Data records

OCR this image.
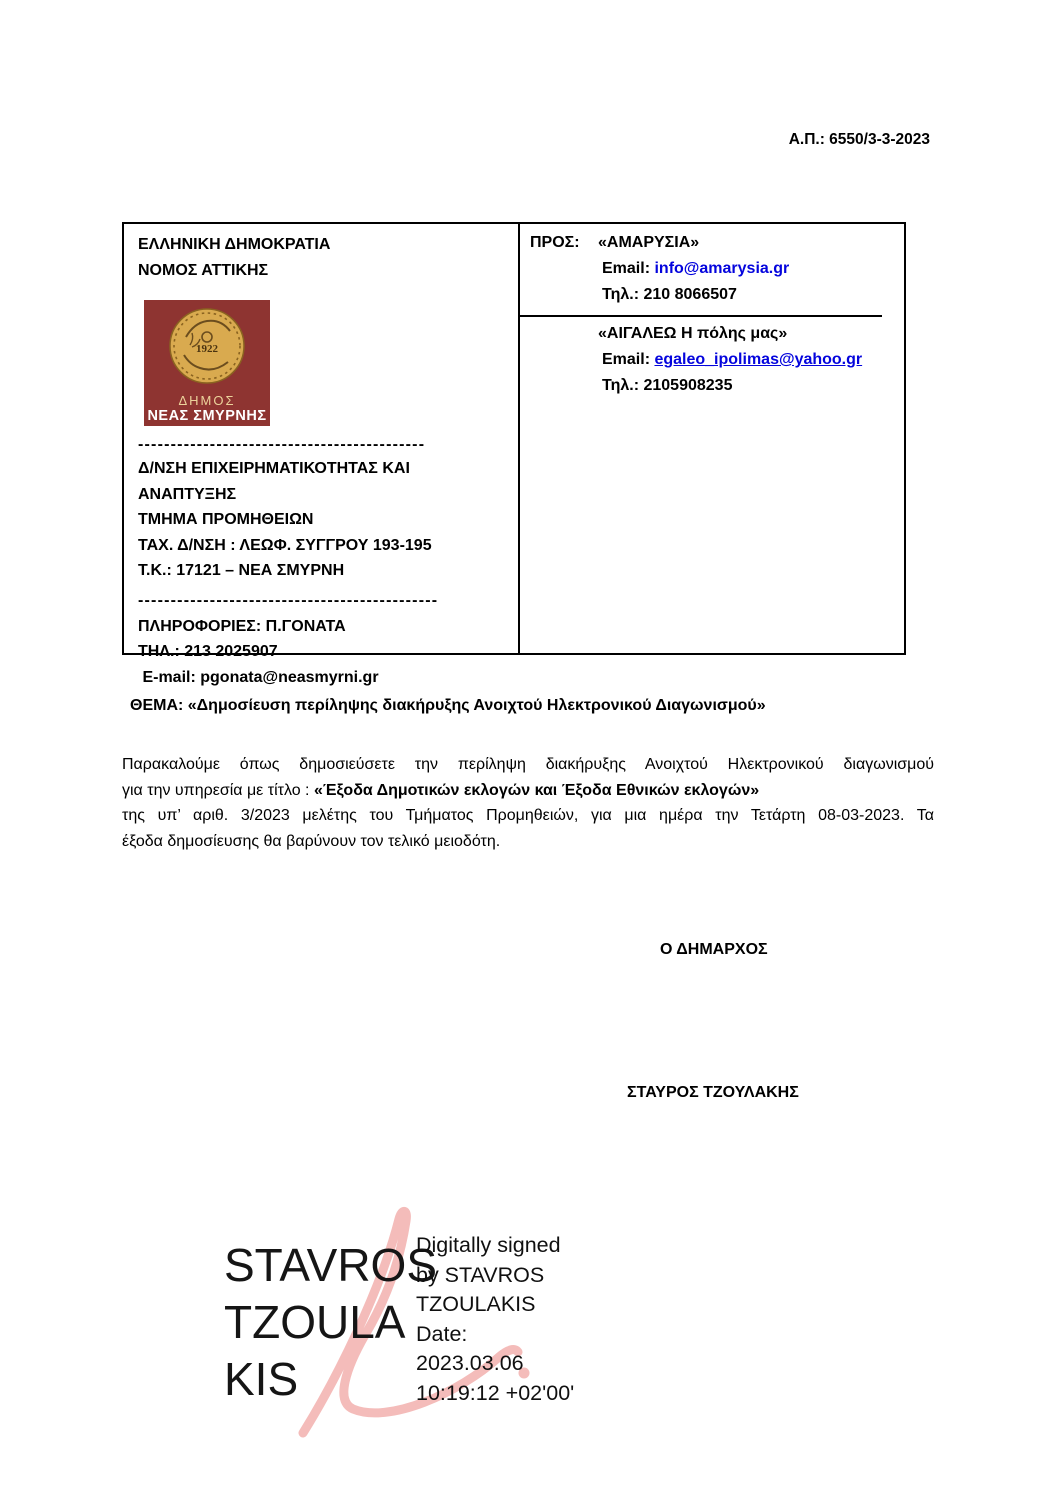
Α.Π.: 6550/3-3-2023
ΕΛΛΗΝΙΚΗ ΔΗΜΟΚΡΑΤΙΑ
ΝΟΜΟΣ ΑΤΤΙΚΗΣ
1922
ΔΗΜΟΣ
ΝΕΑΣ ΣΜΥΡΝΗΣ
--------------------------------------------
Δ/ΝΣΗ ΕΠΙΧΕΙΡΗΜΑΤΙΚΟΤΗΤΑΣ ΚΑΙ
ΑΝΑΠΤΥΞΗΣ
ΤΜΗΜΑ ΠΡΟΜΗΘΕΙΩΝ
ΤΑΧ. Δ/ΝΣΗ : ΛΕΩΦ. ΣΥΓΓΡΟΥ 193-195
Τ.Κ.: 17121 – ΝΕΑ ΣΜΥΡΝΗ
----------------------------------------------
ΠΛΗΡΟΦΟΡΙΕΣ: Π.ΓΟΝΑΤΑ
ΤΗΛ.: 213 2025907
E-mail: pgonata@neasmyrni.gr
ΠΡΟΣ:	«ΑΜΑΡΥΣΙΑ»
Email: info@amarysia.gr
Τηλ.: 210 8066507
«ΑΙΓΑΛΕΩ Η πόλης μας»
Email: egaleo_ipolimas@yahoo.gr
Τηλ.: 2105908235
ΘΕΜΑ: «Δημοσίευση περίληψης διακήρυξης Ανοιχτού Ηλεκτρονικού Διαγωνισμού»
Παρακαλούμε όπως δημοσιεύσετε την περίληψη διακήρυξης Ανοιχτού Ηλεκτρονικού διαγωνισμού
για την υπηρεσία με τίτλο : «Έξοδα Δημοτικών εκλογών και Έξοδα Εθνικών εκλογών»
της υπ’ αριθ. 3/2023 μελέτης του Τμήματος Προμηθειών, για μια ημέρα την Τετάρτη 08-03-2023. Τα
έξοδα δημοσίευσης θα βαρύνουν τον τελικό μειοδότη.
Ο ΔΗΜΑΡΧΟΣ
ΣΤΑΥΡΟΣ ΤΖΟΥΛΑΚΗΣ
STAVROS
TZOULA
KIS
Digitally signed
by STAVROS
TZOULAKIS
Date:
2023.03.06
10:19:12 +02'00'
* * *
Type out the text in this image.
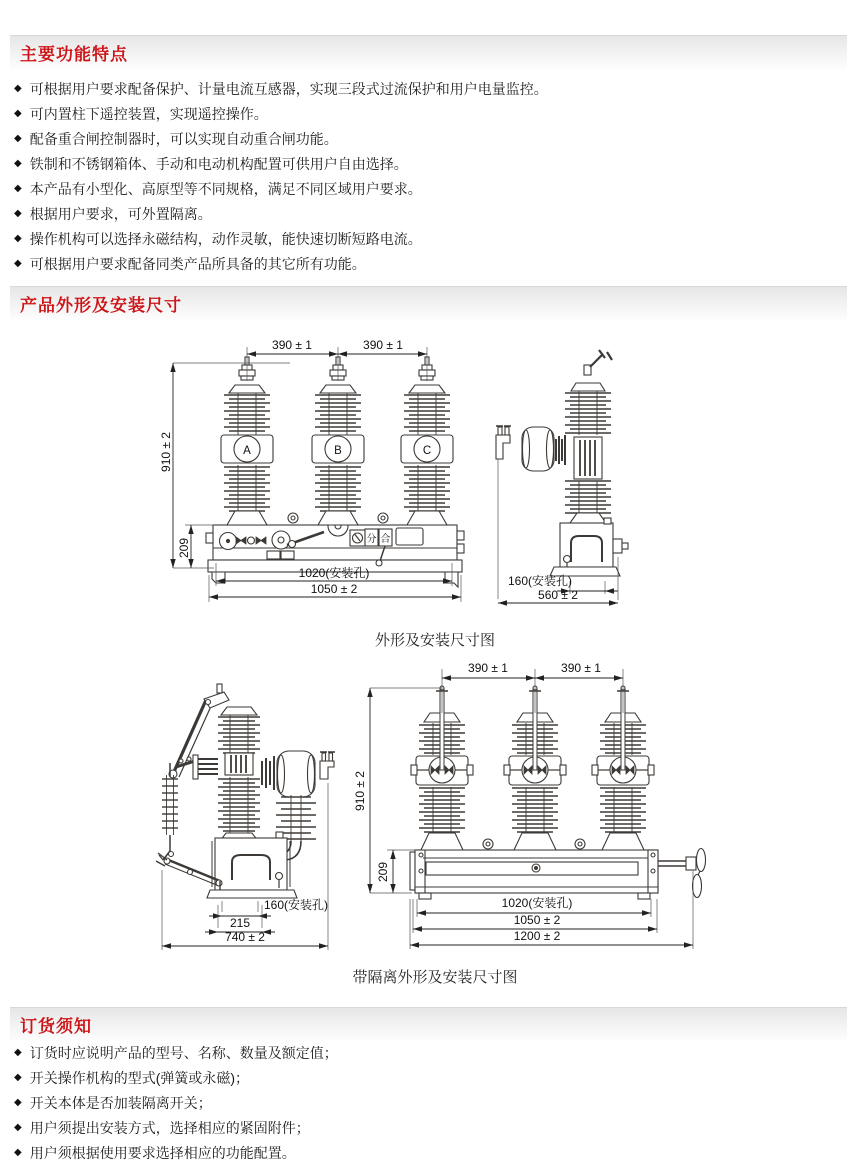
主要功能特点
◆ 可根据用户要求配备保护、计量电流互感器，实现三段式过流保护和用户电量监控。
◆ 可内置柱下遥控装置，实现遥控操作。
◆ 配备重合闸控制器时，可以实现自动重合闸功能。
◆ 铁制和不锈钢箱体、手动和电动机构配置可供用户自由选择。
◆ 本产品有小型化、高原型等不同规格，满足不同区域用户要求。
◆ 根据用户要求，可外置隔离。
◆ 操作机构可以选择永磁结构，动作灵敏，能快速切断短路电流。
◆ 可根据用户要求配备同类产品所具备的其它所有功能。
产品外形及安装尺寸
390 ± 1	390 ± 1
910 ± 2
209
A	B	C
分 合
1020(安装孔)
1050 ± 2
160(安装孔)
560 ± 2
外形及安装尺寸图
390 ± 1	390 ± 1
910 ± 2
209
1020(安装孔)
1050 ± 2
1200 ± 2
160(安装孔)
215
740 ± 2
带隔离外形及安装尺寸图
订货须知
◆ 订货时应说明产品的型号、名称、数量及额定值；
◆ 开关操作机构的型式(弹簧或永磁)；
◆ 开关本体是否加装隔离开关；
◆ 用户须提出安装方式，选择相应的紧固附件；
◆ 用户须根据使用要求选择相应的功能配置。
---
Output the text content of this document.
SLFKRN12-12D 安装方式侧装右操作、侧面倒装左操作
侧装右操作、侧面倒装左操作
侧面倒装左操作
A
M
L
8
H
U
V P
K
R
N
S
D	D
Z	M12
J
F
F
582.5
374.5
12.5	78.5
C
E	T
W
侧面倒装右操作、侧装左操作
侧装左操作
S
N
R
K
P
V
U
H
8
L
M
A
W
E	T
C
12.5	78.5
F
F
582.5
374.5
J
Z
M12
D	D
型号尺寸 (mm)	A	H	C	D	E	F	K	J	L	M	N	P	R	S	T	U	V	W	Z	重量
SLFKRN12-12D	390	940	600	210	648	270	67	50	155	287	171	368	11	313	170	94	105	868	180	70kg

▶ **WHAT YOU WILL DO**: Check each line of the records above for the word "διακήρυξης", then give the number of lines that have it, with no other words.

▶ **WORKED ANSWER**: 2